◆ BRIEF
From the list of Gloucester City managers, give every entry marked (C) as caretaker, with its year or years.

====== SOURCE DOCUMENT

Listed according to when they became managers for Gloucester City:

(C) – Caretaker

- 1931-1938 Maurice Hukin
- 1938 Albert Prince-Cox
- 1938-1940 Joseph Selby Thomas
- 1940-1946 William S. Blunn
- 1946-1948 Cyril Dean
- 1948 Jack F. Whiting &
- 1948-1952 Douglas Hunt
- 1952-1954 Jimmy Buist
- 1954-1959 Harry Ferrier
- 1959-1960 Ollie Norris
- 1960 Frank Tredgett
- 1960 Phillip Friel (C)
- 1960-1962 Maurice Hukin (2nd)
- 1962-1963 Ron Humpston
- 1963-1965 Tommy Casey
- 1965-1966 Robert Grant
- 1966-1967 Cyril Williams
- 1967 Dick Etheridge (C)
- 1967-1968 Harold Fletcher
- 1968-1969 Ian McIntosh
- 1969-1970 Dick Etheridge (2nd)
- 1970 Rob Coldray
- 1970 Dick Etheridge (3rd)
- 1970-1971 John Preece
- 1971 Dick Etheridge (4th) (C)
- 1971-1972 Ian McIntosh (2nd)
- 1972-1973 Dick Etheridge (5th)
- 1973-1976 Bobby Etheridge
- 1976-1977 Colin Moulsdale
- 1977-1980 Bob Mursell
- 1980 Dick Etheridge (6th) (C)
- 1980-1982 Bobby Campbell
- 1982 John Layton
- 1982-1984 Bob Mursell (2nd)
- 1984-1985 Tony Freely
- 1985 Bobby Etheridge (2nd) (C)
- 1985 Paul Richardson
- 1985-1987 Steve Scarrott
- 1987-1991 Brian Godfrey
- 1991-1992 Steve Millard (C)
- 1992-1994 Brian Godfrey (2nd)
- 1994 Gary Goodwin & Brian Hughes (C)
- 1994-1996 John Murphy
- 1996-1998 Leroy Rosenior
- 1998-2000 Brian Hughes (2nd)
- 2000-2001 Tommy Callinan
- 2001-2006 Chris Burns
- 2006 Neil Mustoe & Adie Harris (C)

============
====== RECORD SET

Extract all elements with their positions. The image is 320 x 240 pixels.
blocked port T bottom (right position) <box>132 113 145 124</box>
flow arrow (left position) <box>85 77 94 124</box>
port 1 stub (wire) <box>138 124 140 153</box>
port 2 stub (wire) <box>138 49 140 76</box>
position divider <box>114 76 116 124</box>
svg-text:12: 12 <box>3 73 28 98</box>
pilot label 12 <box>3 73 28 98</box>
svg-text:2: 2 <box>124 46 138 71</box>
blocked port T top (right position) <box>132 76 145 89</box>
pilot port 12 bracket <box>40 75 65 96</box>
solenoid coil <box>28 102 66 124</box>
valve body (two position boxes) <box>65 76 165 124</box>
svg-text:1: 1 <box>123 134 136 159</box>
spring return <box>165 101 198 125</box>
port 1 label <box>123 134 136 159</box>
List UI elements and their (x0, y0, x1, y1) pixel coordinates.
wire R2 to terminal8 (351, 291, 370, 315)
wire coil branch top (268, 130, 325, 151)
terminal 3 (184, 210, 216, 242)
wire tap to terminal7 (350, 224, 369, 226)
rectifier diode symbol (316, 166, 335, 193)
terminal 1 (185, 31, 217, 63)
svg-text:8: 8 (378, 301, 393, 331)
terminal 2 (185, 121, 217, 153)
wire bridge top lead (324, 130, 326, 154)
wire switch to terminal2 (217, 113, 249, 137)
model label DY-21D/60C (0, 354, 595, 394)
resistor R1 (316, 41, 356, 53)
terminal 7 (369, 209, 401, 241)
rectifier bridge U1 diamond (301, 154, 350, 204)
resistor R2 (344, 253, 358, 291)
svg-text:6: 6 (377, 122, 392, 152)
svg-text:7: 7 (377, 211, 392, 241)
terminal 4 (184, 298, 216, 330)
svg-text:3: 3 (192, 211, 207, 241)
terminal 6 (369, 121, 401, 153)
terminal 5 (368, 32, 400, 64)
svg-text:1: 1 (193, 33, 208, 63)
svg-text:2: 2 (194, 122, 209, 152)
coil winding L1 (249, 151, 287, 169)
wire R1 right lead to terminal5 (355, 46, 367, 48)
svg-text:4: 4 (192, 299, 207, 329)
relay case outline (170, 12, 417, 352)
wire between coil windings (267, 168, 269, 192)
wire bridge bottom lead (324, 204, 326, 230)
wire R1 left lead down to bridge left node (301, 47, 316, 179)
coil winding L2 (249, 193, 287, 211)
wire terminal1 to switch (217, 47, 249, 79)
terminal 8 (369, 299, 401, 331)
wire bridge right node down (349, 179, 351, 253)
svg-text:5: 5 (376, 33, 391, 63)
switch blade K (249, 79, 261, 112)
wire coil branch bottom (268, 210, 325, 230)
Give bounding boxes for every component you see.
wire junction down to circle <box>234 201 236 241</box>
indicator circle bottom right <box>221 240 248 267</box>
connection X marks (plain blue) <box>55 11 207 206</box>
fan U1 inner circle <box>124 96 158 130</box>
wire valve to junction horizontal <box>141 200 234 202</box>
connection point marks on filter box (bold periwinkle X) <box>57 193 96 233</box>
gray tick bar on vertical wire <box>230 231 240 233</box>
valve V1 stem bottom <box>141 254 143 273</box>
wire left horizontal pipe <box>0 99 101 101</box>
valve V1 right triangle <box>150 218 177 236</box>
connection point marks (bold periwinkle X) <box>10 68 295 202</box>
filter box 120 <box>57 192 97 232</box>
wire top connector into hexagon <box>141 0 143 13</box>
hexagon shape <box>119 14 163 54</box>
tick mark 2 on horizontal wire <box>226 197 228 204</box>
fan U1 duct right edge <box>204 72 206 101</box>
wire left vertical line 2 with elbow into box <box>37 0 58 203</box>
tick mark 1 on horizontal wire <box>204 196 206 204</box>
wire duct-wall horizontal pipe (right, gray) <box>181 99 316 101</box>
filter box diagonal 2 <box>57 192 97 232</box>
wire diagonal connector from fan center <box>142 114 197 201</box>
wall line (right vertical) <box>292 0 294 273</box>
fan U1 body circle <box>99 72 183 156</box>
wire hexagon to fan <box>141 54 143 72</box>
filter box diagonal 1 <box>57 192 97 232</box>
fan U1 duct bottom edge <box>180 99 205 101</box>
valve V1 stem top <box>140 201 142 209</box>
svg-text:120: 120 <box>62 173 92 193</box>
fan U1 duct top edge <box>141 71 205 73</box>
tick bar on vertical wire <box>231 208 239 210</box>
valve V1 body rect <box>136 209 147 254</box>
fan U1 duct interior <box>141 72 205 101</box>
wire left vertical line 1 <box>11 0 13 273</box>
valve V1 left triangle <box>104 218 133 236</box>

============

◆ RESPONSE AREA
- 1960: Phillip Friel
- 1967: Dick Etheridge
- 1971: Dick Etheridge (4th)
- 1980: Dick Etheridge (6th)
- 1985: Bobby Etheridge (2nd)
- 1991-1992: Steve Millard
- 1994: Gary Goodwin & Brian Hughes
- 2006: Neil Mustoe & Adie Harris